Exercise -
The complete listing should be restated exactly.
# START OF Available data
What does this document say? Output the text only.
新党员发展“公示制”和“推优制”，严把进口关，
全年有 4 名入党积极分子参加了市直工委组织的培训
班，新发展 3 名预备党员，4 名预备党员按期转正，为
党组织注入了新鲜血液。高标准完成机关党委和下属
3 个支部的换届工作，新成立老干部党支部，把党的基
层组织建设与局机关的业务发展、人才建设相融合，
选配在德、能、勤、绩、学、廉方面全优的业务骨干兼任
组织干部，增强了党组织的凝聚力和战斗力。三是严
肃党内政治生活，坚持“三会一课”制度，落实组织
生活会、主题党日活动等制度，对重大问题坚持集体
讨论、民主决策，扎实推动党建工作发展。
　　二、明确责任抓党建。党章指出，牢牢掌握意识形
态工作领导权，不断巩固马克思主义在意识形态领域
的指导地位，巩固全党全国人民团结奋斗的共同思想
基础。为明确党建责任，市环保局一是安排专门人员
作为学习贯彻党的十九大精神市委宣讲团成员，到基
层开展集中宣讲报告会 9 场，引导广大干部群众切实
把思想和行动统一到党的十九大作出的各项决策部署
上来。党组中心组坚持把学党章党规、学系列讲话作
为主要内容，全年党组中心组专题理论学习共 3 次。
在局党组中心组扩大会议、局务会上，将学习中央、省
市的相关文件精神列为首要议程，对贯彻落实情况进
# END OF Available data
Solution for this exercise -
What does this document say? Output the text only.
新党员发展“公示制”和“推优制”，严把进口关，
全年有 4 名入党积极分子参加了市直工委组织的培训
班，新发展 3 名预备党员，4 名预备党员按期转正，为
党组织注入了新鲜血液。高标准完成机关党委和下属
3 个支部的换届工作，新成立老干部党支部，把党的基
层组织建设与局机关的业务发展、人才建设相融合，
选配在德、能、勤、绩、学、廉方面全优的业务骨干兼任
组织干部，增强了党组织的凝聚力和战斗力。三是严
肃党内政治生活，坚持“三会一课”制度，落实组织
生活会、主题党日活动等制度，对重大问题坚持集体
讨论、民主决策，扎实推动党建工作发展。
　　二、明确责任抓党建。党章指出，牢牢掌握意识形
态工作领导权，不断巩固马克思主义在意识形态领域
的指导地位，巩固全党全国人民团结奋斗的共同思想
基础。为明确党建责任，市环保局一是安排专门人员
作为学习贯彻党的十九大精神市委宣讲团成员，到基
层开展集中宣讲报告会 9 场，引导广大干部群众切实
把思想和行动统一到党的十九大作出的各项决策部署
上来。党组中心组坚持把学党章党规、学系列讲话作
为主要内容，全年党组中心组专题理论学习共 3 次。
在局党组中心组扩大会议、局务会上，将学习中央、省
市的相关文件精神列为首要议程，对贯彻落实情况进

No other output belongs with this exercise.